• _Spatial layout entries_
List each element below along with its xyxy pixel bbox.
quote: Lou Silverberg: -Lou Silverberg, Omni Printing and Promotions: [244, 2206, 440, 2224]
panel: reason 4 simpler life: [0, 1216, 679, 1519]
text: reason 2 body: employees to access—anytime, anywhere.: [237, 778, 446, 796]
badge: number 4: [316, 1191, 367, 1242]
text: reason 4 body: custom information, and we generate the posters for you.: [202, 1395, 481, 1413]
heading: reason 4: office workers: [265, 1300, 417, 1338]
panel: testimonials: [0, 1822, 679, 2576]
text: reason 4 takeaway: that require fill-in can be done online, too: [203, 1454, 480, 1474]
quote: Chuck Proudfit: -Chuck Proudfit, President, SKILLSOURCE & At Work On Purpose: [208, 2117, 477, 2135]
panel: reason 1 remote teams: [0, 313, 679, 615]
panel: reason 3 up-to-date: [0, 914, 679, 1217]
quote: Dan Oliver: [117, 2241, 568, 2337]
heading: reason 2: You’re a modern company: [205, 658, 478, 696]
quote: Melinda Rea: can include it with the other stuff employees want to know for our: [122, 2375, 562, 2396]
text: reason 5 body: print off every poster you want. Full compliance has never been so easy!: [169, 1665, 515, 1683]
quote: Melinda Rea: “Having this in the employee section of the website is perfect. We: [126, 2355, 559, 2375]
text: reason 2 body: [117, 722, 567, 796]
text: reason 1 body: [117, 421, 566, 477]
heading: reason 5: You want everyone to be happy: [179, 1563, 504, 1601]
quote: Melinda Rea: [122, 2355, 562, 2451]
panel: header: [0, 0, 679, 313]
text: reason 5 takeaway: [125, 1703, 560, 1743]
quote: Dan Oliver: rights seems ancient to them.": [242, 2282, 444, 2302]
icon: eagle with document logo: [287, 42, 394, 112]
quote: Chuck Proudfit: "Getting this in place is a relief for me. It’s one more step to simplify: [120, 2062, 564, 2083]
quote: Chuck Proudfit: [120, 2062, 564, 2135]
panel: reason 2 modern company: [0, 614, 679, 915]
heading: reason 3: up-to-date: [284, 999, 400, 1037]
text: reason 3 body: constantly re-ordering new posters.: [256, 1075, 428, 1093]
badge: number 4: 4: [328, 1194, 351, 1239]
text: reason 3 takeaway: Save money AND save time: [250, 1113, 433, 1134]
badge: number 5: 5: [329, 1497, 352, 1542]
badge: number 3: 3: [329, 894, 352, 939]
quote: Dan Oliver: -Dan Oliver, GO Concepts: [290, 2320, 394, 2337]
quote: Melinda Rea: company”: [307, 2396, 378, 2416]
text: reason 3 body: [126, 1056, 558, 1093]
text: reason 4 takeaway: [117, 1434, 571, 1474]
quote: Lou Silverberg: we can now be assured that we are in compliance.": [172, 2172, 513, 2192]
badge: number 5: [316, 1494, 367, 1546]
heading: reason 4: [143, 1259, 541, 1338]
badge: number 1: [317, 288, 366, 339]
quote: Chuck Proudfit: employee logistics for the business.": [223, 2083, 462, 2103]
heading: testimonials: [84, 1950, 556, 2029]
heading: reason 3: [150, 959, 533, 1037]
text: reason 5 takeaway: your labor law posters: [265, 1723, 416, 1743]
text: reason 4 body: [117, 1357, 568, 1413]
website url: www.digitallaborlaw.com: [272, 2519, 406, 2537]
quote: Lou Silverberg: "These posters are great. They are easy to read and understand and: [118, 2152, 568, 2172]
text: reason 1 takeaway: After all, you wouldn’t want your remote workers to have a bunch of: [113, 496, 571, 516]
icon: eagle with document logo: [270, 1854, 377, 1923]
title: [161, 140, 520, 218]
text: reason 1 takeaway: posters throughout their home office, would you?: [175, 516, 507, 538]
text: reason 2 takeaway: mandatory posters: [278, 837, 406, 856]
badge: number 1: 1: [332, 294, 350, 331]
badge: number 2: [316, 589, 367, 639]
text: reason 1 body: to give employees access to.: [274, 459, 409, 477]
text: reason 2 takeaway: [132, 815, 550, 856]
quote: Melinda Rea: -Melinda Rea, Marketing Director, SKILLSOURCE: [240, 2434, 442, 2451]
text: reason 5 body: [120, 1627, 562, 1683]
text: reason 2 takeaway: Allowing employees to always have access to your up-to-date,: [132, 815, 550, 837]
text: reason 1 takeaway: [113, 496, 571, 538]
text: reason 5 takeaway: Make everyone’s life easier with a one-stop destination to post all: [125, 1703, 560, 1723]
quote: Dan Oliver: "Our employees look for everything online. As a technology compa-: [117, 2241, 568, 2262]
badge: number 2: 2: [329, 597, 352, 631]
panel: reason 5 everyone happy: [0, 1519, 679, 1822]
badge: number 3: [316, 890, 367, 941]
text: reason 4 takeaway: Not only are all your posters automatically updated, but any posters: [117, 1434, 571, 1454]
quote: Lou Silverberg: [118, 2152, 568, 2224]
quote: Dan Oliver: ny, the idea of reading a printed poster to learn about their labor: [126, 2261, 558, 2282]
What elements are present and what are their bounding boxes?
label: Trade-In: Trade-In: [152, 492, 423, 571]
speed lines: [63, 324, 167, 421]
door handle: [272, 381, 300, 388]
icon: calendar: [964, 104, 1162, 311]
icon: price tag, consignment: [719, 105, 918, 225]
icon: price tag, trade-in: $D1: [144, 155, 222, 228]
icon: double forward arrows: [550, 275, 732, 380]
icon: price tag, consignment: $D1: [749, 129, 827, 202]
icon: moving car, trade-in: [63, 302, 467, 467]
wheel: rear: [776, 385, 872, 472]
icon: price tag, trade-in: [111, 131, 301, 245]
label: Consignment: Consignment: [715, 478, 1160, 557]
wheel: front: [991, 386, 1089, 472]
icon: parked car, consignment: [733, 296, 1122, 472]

• _Exercise_
Copy every one of the items above word for word, changing nothing.

• _Task answer_
List each element below along with its xyxy pixel bbox.
quote: Lou Silverberg: -Lou Silverberg, Omni Printing and Promotions: [244, 2206, 440, 2224]
panel: reason 4 simpler life: [0, 1216, 679, 1519]
text: reason 2 body: employees to access—anytime, anywhere.: [237, 778, 446, 796]
badge: number 4: [316, 1191, 367, 1242]
text: reason 4 body: custom information, and we generate the posters for you.: [202, 1395, 481, 1413]
heading: reason 4: office workers: [265, 1300, 417, 1338]
panel: testimonials: [0, 1822, 679, 2576]
text: reason 4 takeaway: that require fill-in can be done online, too: [203, 1454, 480, 1474]
quote: Chuck Proudfit: -Chuck Proudfit, President, SKILLSOURCE & At Work On Purpose: [208, 2117, 477, 2135]
panel: reason 1 remote teams: [0, 313, 679, 615]
panel: reason 3 up-to-date: [0, 914, 679, 1217]
quote: Dan Oliver: [117, 2241, 568, 2337]
heading: reason 2: You’re a modern company: [205, 658, 478, 696]
quote: Melinda Rea: can include it with the other stuff employees want to know for our: [122, 2375, 562, 2396]
text: reason 5 body: print off every poster you want. Full compliance has never been so easy!: [169, 1665, 515, 1683]
quote: Melinda Rea: “Having this in the employee section of the website is perfect. We: [126, 2355, 559, 2375]
text: reason 2 body: [117, 722, 567, 796]
text: reason 1 body: [117, 421, 566, 477]
heading: reason 5: You want everyone to be happy: [179, 1563, 504, 1601]
quote: Melinda Rea: [122, 2355, 562, 2451]
panel: header: [0, 0, 679, 313]
text: reason 5 takeaway: [125, 1703, 560, 1743]
quote: Dan Oliver: rights seems ancient to them.": [242, 2282, 444, 2302]
icon: eagle with document logo: [287, 42, 394, 112]
quote: Chuck Proudfit: "Getting this in place is a relief for me. It’s one more step to simplify: [120, 2062, 564, 2083]
quote: Chuck Proudfit: [120, 2062, 564, 2135]
panel: reason 2 modern company: [0, 614, 679, 915]
heading: reason 3: up-to-date: [284, 999, 400, 1037]
text: reason 3 body: constantly re-ordering new posters.: [256, 1075, 428, 1093]
badge: number 4: 4: [328, 1194, 351, 1239]
text: reason 3 takeaway: Save money AND save time: [250, 1113, 433, 1134]
badge: number 5: 5: [329, 1497, 352, 1542]
badge: number 3: 3: [329, 894, 352, 939]
quote: Dan Oliver: -Dan Oliver, GO Concepts: [290, 2320, 394, 2337]
quote: Melinda Rea: company”: [307, 2396, 378, 2416]
text: reason 3 body: [126, 1056, 558, 1093]
text: reason 4 takeaway: [117, 1434, 571, 1474]
quote: Lou Silverberg: we can now be assured that we are in compliance.": [172, 2172, 513, 2192]
badge: number 5: [316, 1494, 367, 1546]
heading: reason 4: [143, 1259, 541, 1338]
badge: number 1: [317, 288, 366, 339]
quote: Chuck Proudfit: employee logistics for the business.": [223, 2083, 462, 2103]
heading: testimonials: [84, 1950, 556, 2029]
heading: reason 3: [150, 959, 533, 1037]
text: reason 5 takeaway: your labor law posters: [265, 1723, 416, 1743]
text: reason 4 body: [117, 1357, 568, 1413]
website url: www.digitallaborlaw.com: [272, 2519, 406, 2537]
quote: Lou Silverberg: "These posters are great. They are easy to read and understand and: [118, 2152, 568, 2172]
text: reason 1 takeaway: After all, you wouldn’t want your remote workers to have a bunch of: [113, 496, 571, 516]
icon: eagle with document logo: [270, 1854, 377, 1923]
title: [161, 140, 520, 218]
text: reason 1 takeaway: posters throughout their home office, would you?: [175, 516, 507, 538]
text: reason 2 takeaway: mandatory posters: [278, 837, 406, 856]
badge: number 1: 1: [332, 294, 350, 331]
badge: number 2: [316, 589, 367, 639]
text: reason 1 body: to give employees access to.: [274, 459, 409, 477]
text: reason 2 takeaway: [132, 815, 550, 856]
quote: Melinda Rea: -Melinda Rea, Marketing Director, SKILLSOURCE: [240, 2434, 442, 2451]
text: reason 5 body: [120, 1627, 562, 1683]
text: reason 2 takeaway: Allowing employees to always have access to your up-to-date,: [132, 815, 550, 837]
text: reason 1 takeaway: [113, 496, 571, 538]
text: reason 5 takeaway: Make everyone’s life easier with a one-stop destination to post all: [125, 1703, 560, 1723]
quote: Dan Oliver: "Our employees look for everything online. As a technology compa-: [117, 2241, 568, 2262]
badge: number 2: 2: [329, 597, 352, 631]
panel: reason 5 everyone happy: [0, 1519, 679, 1822]
badge: number 3: [316, 890, 367, 941]
text: reason 4 takeaway: Not only are all your posters automatically updated, but any posters: [117, 1434, 571, 1454]
quote: Lou Silverberg: [118, 2152, 568, 2224]
quote: Dan Oliver: ny, the idea of reading a printed poster to learn about their labor: [126, 2261, 558, 2282]
What elements are present and what are their bounding boxes?
label: Trade-In: Trade-In: [152, 492, 423, 571]
speed lines: [63, 324, 167, 421]
door handle: [272, 381, 300, 388]
icon: calendar: [964, 104, 1162, 311]
icon: price tag, consignment: [719, 105, 918, 225]
icon: price tag, trade-in: $D1: [144, 155, 222, 228]
icon: double forward arrows: [550, 275, 732, 380]
icon: price tag, consignment: $D1: [749, 129, 827, 202]
icon: moving car, trade-in: [63, 302, 467, 467]
wheel: rear: [776, 385, 872, 472]
icon: price tag, trade-in: [111, 131, 301, 245]
label: Consignment: Consignment: [715, 478, 1160, 557]
wheel: front: [991, 386, 1089, 472]
icon: parked car, consignment: [733, 296, 1122, 472]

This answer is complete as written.